# Your task:
Reproduce each record below exactly as written.

Records about charts and figures
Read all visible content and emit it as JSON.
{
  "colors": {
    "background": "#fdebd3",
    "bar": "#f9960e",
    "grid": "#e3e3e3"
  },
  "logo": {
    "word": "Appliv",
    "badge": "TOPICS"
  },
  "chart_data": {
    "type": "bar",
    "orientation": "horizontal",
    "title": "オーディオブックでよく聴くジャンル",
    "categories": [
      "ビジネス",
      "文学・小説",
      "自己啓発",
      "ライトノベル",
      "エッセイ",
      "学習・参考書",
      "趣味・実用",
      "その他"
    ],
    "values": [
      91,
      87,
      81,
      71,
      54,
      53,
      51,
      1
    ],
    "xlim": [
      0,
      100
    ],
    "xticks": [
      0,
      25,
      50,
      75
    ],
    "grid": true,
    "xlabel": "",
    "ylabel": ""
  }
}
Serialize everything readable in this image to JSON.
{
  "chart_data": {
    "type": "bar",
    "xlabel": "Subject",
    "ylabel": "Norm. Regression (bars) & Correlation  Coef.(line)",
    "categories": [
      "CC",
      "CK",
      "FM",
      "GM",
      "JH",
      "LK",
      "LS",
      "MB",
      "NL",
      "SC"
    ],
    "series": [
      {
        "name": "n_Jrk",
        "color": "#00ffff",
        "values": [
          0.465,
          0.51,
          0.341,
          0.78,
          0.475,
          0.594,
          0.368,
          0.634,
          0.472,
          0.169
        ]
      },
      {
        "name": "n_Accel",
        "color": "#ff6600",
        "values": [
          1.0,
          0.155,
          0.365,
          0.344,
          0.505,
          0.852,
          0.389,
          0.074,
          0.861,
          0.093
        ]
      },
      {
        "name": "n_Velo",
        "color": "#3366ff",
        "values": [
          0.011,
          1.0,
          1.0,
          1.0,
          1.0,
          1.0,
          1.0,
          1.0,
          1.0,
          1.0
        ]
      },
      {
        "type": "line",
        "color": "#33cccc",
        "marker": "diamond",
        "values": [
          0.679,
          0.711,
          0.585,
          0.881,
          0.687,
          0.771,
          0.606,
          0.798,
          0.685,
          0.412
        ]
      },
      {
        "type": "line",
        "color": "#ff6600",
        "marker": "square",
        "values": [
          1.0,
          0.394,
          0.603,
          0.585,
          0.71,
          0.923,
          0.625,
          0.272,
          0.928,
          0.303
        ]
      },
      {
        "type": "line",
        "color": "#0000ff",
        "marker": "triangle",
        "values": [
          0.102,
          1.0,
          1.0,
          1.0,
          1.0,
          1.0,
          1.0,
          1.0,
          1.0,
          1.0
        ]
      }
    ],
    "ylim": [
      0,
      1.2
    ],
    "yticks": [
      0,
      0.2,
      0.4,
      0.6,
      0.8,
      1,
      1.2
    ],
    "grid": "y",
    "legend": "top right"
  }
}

# Solution:
Read all visible content and emit it as JSON.
{
  "colors": {
    "background": "#fdebd3",
    "bar": "#f9960e",
    "grid": "#e3e3e3"
  },
  "logo": {
    "word": "Appliv",
    "badge": "TOPICS"
  },
  "chart_data": {
    "type": "bar",
    "orientation": "horizontal",
    "title": "オーディオブックでよく聴くジャンル",
    "categories": [
      "ビジネス",
      "文学・小説",
      "自己啓発",
      "ライトノベル",
      "エッセイ",
      "学習・参考書",
      "趣味・実用",
      "その他"
    ],
    "values": [
      91,
      87,
      81,
      71,
      54,
      53,
      51,
      1
    ],
    "xlim": [
      0,
      100
    ],
    "xticks": [
      0,
      25,
      50,
      75
    ],
    "grid": true,
    "xlabel": "",
    "ylabel": ""
  }
}
Serialize everything readable in this image to JSON.
{
  "chart_data": {
    "type": "bar",
    "xlabel": "Subject",
    "ylabel": "Norm. Regression (bars) & Correlation  Coef.(line)",
    "categories": [
      "CC",
      "CK",
      "FM",
      "GM",
      "JH",
      "LK",
      "LS",
      "MB",
      "NL",
      "SC"
    ],
    "series": [
      {
        "name": "n_Jrk",
        "color": "#00ffff",
        "values": [
          0.465,
          0.51,
          0.341,
          0.78,
          0.475,
          0.594,
          0.368,
          0.634,
          0.472,
          0.169
        ]
      },
      {
        "name": "n_Accel",
        "color": "#ff6600",
        "values": [
          1.0,
          0.155,
          0.365,
          0.344,
          0.505,
          0.852,
          0.389,
          0.074,
          0.861,
          0.093
        ]
      },
      {
        "name": "n_Velo",
        "color": "#3366ff",
        "values": [
          0.011,
          1.0,
          1.0,
          1.0,
          1.0,
          1.0,
          1.0,
          1.0,
          1.0,
          1.0
        ]
      },
      {
        "type": "line",
        "color": "#33cccc",
        "marker": "diamond",
        "values": [
          0.679,
          0.711,
          0.585,
          0.881,
          0.687,
          0.771,
          0.606,
          0.798,
          0.685,
          0.412
        ]
      },
      {
        "type": "line",
        "color": "#ff6600",
        "marker": "square",
        "values": [
          1.0,
          0.394,
          0.603,
          0.585,
          0.71,
          0.923,
          0.625,
          0.272,
          0.928,
          0.303
        ]
      },
      {
        "type": "line",
        "color": "#0000ff",
        "marker": "triangle",
        "values": [
          0.102,
          1.0,
          1.0,
          1.0,
          1.0,
          1.0,
          1.0,
          1.0,
          1.0,
          1.0
        ]
      }
    ],
    "ylim": [
      0,
      1.2
    ],
    "yticks": [
      0,
      0.2,
      0.4,
      0.6,
      0.8,
      1,
      1.2
    ],
    "grid": "y",
    "legend": "top right"
  }
}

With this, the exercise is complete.